GOAL:
Output every entry exactly as written, but omit the pictures.

────────────────────────────────────────

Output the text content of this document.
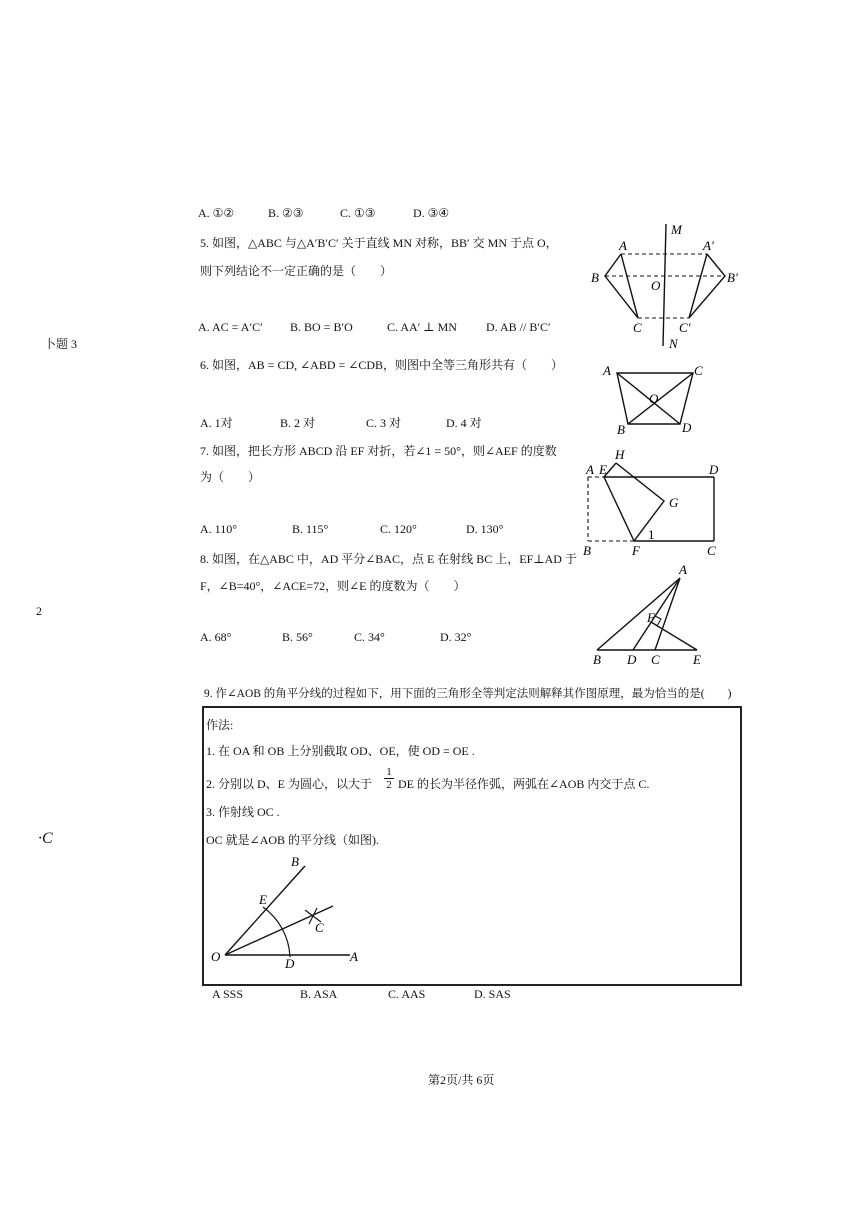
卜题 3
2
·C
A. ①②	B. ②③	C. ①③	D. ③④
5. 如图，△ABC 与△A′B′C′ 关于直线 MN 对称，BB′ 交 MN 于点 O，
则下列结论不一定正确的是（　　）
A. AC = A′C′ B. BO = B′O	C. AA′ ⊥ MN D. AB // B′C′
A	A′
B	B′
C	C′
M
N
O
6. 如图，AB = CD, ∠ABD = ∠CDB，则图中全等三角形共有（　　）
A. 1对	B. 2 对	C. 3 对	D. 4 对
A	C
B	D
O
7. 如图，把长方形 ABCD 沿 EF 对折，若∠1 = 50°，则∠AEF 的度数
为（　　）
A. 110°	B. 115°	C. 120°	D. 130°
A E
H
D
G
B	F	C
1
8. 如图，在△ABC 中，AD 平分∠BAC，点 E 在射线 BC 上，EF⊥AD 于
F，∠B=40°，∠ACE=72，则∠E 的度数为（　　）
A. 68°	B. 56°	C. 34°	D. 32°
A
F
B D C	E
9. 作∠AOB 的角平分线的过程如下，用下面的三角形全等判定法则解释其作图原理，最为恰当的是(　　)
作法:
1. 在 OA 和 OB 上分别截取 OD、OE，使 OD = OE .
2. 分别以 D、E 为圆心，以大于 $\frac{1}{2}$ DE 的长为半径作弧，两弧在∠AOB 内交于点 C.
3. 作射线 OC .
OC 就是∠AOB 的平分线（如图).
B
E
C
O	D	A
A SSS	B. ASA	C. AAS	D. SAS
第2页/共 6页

────────────────────────────────────────

WRITTEN ANSWER:
Output the text content of this document.
卜题 3
2
·C
A. ①②	B. ②③	C. ①③	D. ③④
5. 如图，△ABC 与△A′B′C′ 关于直线 MN 对称，BB′ 交 MN 于点 O，
则下列结论不一定正确的是（　　）
A. AC = A′C′ B. BO = B′O	C. AA′ ⊥ MN D. AB // B′C′
A	A′
B	B′
C	C′
M
N
O
6. 如图，AB = CD, ∠ABD = ∠CDB，则图中全等三角形共有（　　）
A. 1对	B. 2 对	C. 3 对	D. 4 对
A	C
B	D
O
7. 如图，把长方形 ABCD 沿 EF 对折，若∠1 = 50°，则∠AEF 的度数
为（　　）
A. 110°	B. 115°	C. 120°	D. 130°
A E
H
D
G
B	F	C
1
8. 如图，在△ABC 中，AD 平分∠BAC，点 E 在射线 BC 上，EF⊥AD 于
F，∠B=40°，∠ACE=72，则∠E 的度数为（　　）
A. 68°	B. 56°	C. 34°	D. 32°
A
F
B D C	E
9. 作∠AOB 的角平分线的过程如下，用下面的三角形全等判定法则解释其作图原理，最为恰当的是(　　)
作法:
1. 在 OA 和 OB 上分别截取 OD、OE，使 OD = OE .
2. 分别以 D、E 为圆心，以大于 $\frac{1}{2}$ DE 的长为半径作弧，两弧在∠AOB 内交于点 C.
3. 作射线 OC .
OC 就是∠AOB 的平分线（如图).
B
E
C
O	D	A
A SSS	B. ASA	C. AAS	D. SAS
第2页/共 6页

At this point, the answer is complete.